>> Start Entries

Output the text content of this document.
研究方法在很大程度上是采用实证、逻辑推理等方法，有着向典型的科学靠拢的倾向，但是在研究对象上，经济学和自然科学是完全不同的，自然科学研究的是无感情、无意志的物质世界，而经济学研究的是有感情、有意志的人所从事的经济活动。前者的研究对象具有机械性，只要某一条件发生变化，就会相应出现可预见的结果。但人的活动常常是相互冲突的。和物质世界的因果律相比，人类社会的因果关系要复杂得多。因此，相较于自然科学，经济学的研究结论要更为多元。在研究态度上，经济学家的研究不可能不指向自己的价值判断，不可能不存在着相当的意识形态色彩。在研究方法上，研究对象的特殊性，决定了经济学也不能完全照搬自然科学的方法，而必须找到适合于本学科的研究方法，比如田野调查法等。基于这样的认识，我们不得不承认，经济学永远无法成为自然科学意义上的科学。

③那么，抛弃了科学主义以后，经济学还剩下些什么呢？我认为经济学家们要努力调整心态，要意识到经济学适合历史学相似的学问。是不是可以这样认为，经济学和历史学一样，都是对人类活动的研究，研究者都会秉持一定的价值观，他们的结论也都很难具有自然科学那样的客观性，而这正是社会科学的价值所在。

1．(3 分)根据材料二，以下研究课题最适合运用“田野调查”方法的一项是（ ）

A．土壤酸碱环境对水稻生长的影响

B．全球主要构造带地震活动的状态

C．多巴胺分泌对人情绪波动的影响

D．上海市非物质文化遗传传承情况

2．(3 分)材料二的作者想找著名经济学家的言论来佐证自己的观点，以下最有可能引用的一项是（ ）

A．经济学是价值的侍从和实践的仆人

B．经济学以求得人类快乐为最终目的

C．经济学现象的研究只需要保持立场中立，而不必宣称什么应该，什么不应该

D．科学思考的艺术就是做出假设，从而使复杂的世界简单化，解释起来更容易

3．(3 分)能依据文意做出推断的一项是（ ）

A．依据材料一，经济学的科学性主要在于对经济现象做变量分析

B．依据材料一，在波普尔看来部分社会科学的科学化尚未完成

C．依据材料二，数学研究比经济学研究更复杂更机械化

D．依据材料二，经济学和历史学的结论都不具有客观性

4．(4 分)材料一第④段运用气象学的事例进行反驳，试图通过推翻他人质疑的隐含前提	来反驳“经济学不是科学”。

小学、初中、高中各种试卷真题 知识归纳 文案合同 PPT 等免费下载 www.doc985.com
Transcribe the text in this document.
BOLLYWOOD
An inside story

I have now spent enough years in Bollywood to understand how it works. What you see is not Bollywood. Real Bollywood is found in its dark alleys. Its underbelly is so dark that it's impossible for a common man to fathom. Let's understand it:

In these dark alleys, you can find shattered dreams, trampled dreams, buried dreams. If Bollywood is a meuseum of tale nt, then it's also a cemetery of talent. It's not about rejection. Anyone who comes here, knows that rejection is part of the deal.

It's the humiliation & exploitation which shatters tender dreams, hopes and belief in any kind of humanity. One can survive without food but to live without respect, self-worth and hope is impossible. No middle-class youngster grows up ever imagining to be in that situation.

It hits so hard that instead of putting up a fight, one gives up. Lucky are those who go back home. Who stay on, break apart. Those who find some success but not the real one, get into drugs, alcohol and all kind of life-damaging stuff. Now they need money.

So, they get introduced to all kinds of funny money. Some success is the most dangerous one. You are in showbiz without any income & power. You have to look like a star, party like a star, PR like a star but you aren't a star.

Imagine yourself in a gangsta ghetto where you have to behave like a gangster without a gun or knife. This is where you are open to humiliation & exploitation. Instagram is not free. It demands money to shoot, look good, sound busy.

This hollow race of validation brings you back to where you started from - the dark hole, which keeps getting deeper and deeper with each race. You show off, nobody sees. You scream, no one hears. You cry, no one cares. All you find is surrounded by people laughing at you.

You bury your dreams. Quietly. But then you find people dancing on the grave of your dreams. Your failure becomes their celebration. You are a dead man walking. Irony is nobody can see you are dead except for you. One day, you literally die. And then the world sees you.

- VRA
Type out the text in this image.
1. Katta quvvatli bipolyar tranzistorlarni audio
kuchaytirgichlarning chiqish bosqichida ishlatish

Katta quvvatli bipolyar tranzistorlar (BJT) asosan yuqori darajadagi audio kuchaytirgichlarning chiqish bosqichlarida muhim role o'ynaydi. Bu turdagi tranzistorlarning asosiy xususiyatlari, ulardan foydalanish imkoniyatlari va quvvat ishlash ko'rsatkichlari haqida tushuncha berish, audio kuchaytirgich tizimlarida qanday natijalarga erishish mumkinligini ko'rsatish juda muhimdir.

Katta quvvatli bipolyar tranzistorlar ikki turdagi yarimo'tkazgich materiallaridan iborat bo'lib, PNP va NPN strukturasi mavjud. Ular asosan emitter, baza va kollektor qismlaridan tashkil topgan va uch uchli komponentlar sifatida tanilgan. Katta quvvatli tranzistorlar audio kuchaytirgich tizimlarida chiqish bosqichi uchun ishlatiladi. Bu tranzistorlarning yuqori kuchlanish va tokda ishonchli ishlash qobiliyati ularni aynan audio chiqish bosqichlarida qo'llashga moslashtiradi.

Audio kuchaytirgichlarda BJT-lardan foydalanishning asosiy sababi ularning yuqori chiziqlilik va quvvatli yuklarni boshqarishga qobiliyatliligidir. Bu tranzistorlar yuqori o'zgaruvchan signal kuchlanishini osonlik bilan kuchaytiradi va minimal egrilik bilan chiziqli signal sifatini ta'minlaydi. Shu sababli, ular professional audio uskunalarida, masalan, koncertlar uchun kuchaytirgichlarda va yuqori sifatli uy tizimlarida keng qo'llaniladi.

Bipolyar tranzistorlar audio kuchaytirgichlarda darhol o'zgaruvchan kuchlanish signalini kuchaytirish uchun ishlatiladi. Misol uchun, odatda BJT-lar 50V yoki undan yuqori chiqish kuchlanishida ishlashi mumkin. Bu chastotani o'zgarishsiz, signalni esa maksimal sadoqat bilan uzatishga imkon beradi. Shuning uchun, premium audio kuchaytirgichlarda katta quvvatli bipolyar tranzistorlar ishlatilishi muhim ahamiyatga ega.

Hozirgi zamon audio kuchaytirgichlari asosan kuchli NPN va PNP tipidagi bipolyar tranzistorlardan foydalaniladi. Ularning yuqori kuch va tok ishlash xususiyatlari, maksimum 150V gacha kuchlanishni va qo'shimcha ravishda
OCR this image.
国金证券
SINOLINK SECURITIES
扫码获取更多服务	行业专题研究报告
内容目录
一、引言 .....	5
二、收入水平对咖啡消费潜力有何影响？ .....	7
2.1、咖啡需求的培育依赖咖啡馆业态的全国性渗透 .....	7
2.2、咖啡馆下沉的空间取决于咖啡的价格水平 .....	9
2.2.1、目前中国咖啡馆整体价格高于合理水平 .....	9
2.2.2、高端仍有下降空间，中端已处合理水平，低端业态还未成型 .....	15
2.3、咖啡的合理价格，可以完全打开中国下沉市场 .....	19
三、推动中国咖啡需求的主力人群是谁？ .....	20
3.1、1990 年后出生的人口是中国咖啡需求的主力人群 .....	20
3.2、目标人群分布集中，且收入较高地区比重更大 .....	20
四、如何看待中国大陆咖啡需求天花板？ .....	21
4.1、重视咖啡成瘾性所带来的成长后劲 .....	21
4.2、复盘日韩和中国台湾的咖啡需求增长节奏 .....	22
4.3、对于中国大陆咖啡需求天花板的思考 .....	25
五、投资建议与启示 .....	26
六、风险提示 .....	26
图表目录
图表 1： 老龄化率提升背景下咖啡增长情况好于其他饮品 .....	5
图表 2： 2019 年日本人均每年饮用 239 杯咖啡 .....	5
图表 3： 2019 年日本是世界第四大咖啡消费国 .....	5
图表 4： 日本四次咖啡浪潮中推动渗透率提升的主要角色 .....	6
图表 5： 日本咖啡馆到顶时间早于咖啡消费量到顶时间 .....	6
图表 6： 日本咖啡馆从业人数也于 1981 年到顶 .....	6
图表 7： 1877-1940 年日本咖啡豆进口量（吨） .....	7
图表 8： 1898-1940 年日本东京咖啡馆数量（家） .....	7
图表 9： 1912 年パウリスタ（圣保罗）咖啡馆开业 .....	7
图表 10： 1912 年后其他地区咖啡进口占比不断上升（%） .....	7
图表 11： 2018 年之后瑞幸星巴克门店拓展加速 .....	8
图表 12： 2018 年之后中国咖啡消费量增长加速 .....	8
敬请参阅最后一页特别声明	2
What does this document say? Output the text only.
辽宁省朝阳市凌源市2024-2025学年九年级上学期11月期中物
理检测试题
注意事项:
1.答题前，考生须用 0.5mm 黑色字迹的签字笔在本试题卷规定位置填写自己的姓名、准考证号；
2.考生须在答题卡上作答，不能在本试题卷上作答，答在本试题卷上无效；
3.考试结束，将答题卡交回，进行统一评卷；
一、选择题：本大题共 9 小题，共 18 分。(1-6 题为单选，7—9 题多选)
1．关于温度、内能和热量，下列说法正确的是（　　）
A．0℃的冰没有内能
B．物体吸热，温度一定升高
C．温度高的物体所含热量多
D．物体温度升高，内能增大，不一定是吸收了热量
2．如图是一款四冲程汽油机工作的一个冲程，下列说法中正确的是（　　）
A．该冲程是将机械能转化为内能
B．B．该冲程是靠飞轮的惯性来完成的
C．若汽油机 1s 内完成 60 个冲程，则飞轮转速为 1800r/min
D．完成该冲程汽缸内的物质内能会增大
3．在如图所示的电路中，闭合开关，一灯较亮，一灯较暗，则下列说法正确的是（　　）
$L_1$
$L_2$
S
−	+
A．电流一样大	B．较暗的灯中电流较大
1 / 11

>> End Entries

_Directive_
Return exactly the lines from the one containing "What does this" through the last line of the records above, both included, and nothing else.

_Written answer_
What does this document say? Output the text only.
辽宁省朝阳市凌源市2024-2025学年九年级上学期11月期中物
理检测试题
注意事项:
1.答题前，考生须用 0.5mm 黑色字迹的签字笔在本试题卷规定位置填写自己的姓名、准考证号；
2.考生须在答题卡上作答，不能在本试题卷上作答，答在本试题卷上无效；
3.考试结束，将答题卡交回，进行统一评卷；
一、选择题：本大题共 9 小题，共 18 分。(1-6 题为单选，7—9 题多选)
1．关于温度、内能和热量，下列说法正确的是（　　）
A．0℃的冰没有内能
B．物体吸热，温度一定升高
C．温度高的物体所含热量多
D．物体温度升高，内能增大，不一定是吸收了热量
2．如图是一款四冲程汽油机工作的一个冲程，下列说法中正确的是（　　）
A．该冲程是将机械能转化为内能
B．B．该冲程是靠飞轮的惯性来完成的
C．若汽油机 1s 内完成 60 个冲程，则飞轮转速为 1800r/min
D．完成该冲程汽缸内的物质内能会增大
3．在如图所示的电路中，闭合开关，一灯较亮，一灯较暗，则下列说法正确的是（　　）
$L_1$
$L_2$
S
−	+
A．电流一样大	B．较暗的灯中电流较大
1 / 11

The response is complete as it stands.